REQUIREMENTS: Repeat the entries that follow verbatim, without any of their pictures.

Collected data

########################################

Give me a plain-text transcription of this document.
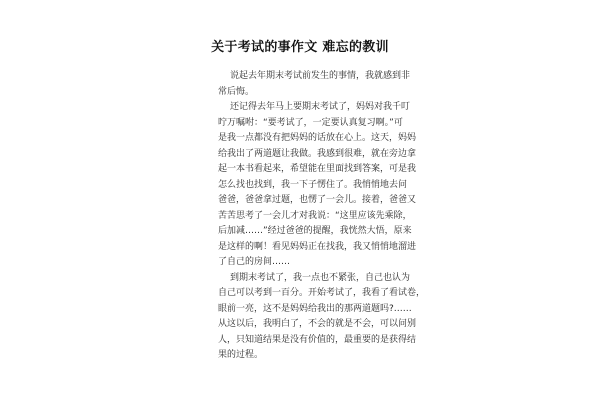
关于考试的事作文 难忘的教训
说起去年期末考试前发生的事情，我就感到非
常后悔。
还记得去年马上要期末考试了，妈妈对我千叮
咛万嘱咐：“要考试了，一定要认真复习啊。”可
是我一点都没有把妈妈的话放在心上。这天，妈妈
给我出了两道题让我做。我感到很难，就在旁边拿
起一本书看起来，希望能在里面找到答案，可是我
怎么找也找到，我一下子愣住了。我悄悄地去问
爸爸，爸爸拿过题，也愣了一会儿。接着，爸爸又
苦苦思考了一会儿才对我说：“这里应该先乘除，
后加减……”经过爸爸的提醒，我恍然大悟，原来
是这样的啊！看见妈妈正在找我，我又悄悄地溜进
了自己的房间……
到期末考试了，我一点也不紧张，自己也认为
自己可以考到一百分。开始考试了，我看了看试卷，
眼前一亮，这不是妈妈给我出的那两道题吗?……
从这以后，我明白了，不会的就是不会，可以问别
人，只知道结果是没有价值的，最重要的是获得结
果的过程。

########################################

SOLUTION:
Give me a plain-text transcription of this document.
关于考试的事作文 难忘的教训
说起去年期末考试前发生的事情，我就感到非
常后悔。
还记得去年马上要期末考试了，妈妈对我千叮
咛万嘱咐：“要考试了，一定要认真复习啊。”可
是我一点都没有把妈妈的话放在心上。这天，妈妈
给我出了两道题让我做。我感到很难，就在旁边拿
起一本书看起来，希望能在里面找到答案，可是我
怎么找也找到，我一下子愣住了。我悄悄地去问
爸爸，爸爸拿过题，也愣了一会儿。接着，爸爸又
苦苦思考了一会儿才对我说：“这里应该先乘除，
后加减……”经过爸爸的提醒，我恍然大悟，原来
是这样的啊！看见妈妈正在找我，我又悄悄地溜进
了自己的房间……
到期末考试了，我一点也不紧张，自己也认为
自己可以考到一百分。开始考试了，我看了看试卷，
眼前一亮，这不是妈妈给我出的那两道题吗?……
从这以后，我明白了，不会的就是不会，可以问别
人，只知道结果是没有价值的，最重要的是获得结
果的过程。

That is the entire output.